## begin ENTRIES SHOWN

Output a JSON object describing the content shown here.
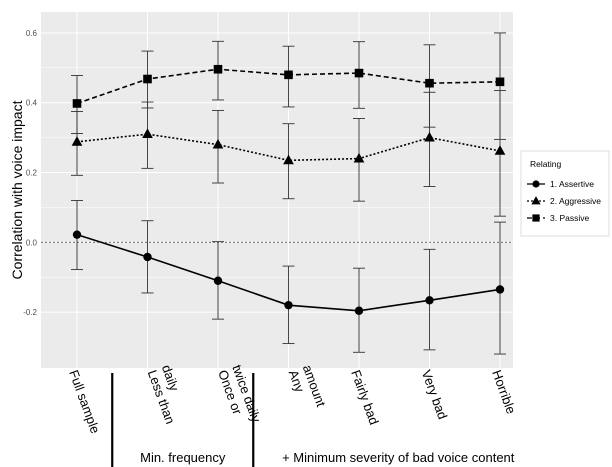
{
  "chart_data": {
    "type": "line",
    "title": "",
    "ylabel": "Correlation with voice impact",
    "xlabel": "",
    "ylim": [
      -0.36,
      0.66
    ],
    "y_ticks": [
      "-0.2",
      "0.0",
      "0.2",
      "0.4",
      "0.6"
    ],
    "y_tick_values": [
      -0.2,
      0.0,
      0.2,
      0.4,
      0.6
    ],
    "grid": true,
    "reference_line": 0.0,
    "categories": [
      "Full sample",
      "Less than daily",
      "Once or twice daily",
      "Any amount",
      "Fairly bad",
      "Very bad",
      "Horrible"
    ],
    "category_lines": [
      [
        "Full sample"
      ],
      [
        "Less than",
        "daily"
      ],
      [
        "Once or",
        "twice daily"
      ],
      [
        "Any",
        "amount"
      ],
      [
        "Fairly bad"
      ],
      [
        "Very bad"
      ],
      [
        "Horrible"
      ]
    ],
    "groups": [
      {
        "label": "Min. frequency",
        "from": 1,
        "to": 2
      },
      {
        "label": "+ Minimum severity of bad voice content",
        "from": 3,
        "to": 6
      }
    ],
    "legend": {
      "title": "Relating",
      "position": "right"
    },
    "series": [
      {
        "name": "1. Assertive",
        "marker": "circle",
        "linestyle": "solid",
        "values": [
          0.022,
          -0.042,
          -0.11,
          -0.18,
          -0.196,
          -0.166,
          -0.135
        ],
        "err_low": [
          -0.078,
          -0.145,
          -0.22,
          -0.29,
          -0.315,
          -0.308,
          -0.32
        ],
        "err_high": [
          0.12,
          0.062,
          0.002,
          -0.068,
          -0.074,
          -0.02,
          0.058
        ]
      },
      {
        "name": "2. Aggressive",
        "marker": "triangle",
        "linestyle": "dotted",
        "values": [
          0.288,
          0.31,
          0.28,
          0.235,
          0.24,
          0.3,
          0.262
        ],
        "err_low": [
          0.192,
          0.212,
          0.17,
          0.125,
          0.118,
          0.16,
          0.075
        ],
        "err_high": [
          0.375,
          0.402,
          0.378,
          0.34,
          0.355,
          0.43,
          0.435
        ]
      },
      {
        "name": "3. Passive",
        "marker": "square",
        "linestyle": "dashed",
        "values": [
          0.398,
          0.468,
          0.496,
          0.48,
          0.485,
          0.456,
          0.46
        ],
        "err_low": [
          0.312,
          0.385,
          0.408,
          0.388,
          0.384,
          0.33,
          0.295
        ],
        "err_high": [
          0.478,
          0.548,
          0.576,
          0.562,
          0.575,
          0.566,
          0.6
        ]
      }
    ],
    "colors": {
      "panel_background": "#ebebeb",
      "gridline": "#ffffff",
      "series": "#000000",
      "errorbar": "#333333"
    }
  }
}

## end ENTRIES SHOWN

- _TASK TO CARRY OUT_
Every line of the data should be copied as it stands, without the images.

- _WRITTEN ANSWER_
Output a JSON object describing the content shown here.
{
  "chart_data": {
    "type": "line",
    "title": "",
    "ylabel": "Correlation with voice impact",
    "xlabel": "",
    "ylim": [
      -0.36,
      0.66
    ],
    "y_ticks": [
      "-0.2",
      "0.0",
      "0.2",
      "0.4",
      "0.6"
    ],
    "y_tick_values": [
      -0.2,
      0.0,
      0.2,
      0.4,
      0.6
    ],
    "grid": true,
    "reference_line": 0.0,
    "categories": [
      "Full sample",
      "Less than daily",
      "Once or twice daily",
      "Any amount",
      "Fairly bad",
      "Very bad",
      "Horrible"
    ],
    "category_lines": [
      [
        "Full sample"
      ],
      [
        "Less than",
        "daily"
      ],
      [
        "Once or",
        "twice daily"
      ],
      [
        "Any",
        "amount"
      ],
      [
        "Fairly bad"
      ],
      [
        "Very bad"
      ],
      [
        "Horrible"
      ]
    ],
    "groups": [
      {
        "label": "Min. frequency",
        "from": 1,
        "to": 2
      },
      {
        "label": "+ Minimum severity of bad voice content",
        "from": 3,
        "to": 6
      }
    ],
    "legend": {
      "title": "Relating",
      "position": "right"
    },
    "series": [
      {
        "name": "1. Assertive",
        "marker": "circle",
        "linestyle": "solid",
        "values": [
          0.022,
          -0.042,
          -0.11,
          -0.18,
          -0.196,
          -0.166,
          -0.135
        ],
        "err_low": [
          -0.078,
          -0.145,
          -0.22,
          -0.29,
          -0.315,
          -0.308,
          -0.32
        ],
        "err_high": [
          0.12,
          0.062,
          0.002,
          -0.068,
          -0.074,
          -0.02,
          0.058
        ]
      },
      {
        "name": "2. Aggressive",
        "marker": "triangle",
        "linestyle": "dotted",
        "values": [
          0.288,
          0.31,
          0.28,
          0.235,
          0.24,
          0.3,
          0.262
        ],
        "err_low": [
          0.192,
          0.212,
          0.17,
          0.125,
          0.118,
          0.16,
          0.075
        ],
        "err_high": [
          0.375,
          0.402,
          0.378,
          0.34,
          0.355,
          0.43,
          0.435
        ]
      },
      {
        "name": "3. Passive",
        "marker": "square",
        "linestyle": "dashed",
        "values": [
          0.398,
          0.468,
          0.496,
          0.48,
          0.485,
          0.456,
          0.46
        ],
        "err_low": [
          0.312,
          0.385,
          0.408,
          0.388,
          0.384,
          0.33,
          0.295
        ],
        "err_high": [
          0.478,
          0.548,
          0.576,
          0.562,
          0.575,
          0.566,
          0.6
        ]
      }
    ],
    "colors": {
      "panel_background": "#ebebeb",
      "gridline": "#ffffff",
      "series": "#000000",
      "errorbar": "#333333"
    }
  }
}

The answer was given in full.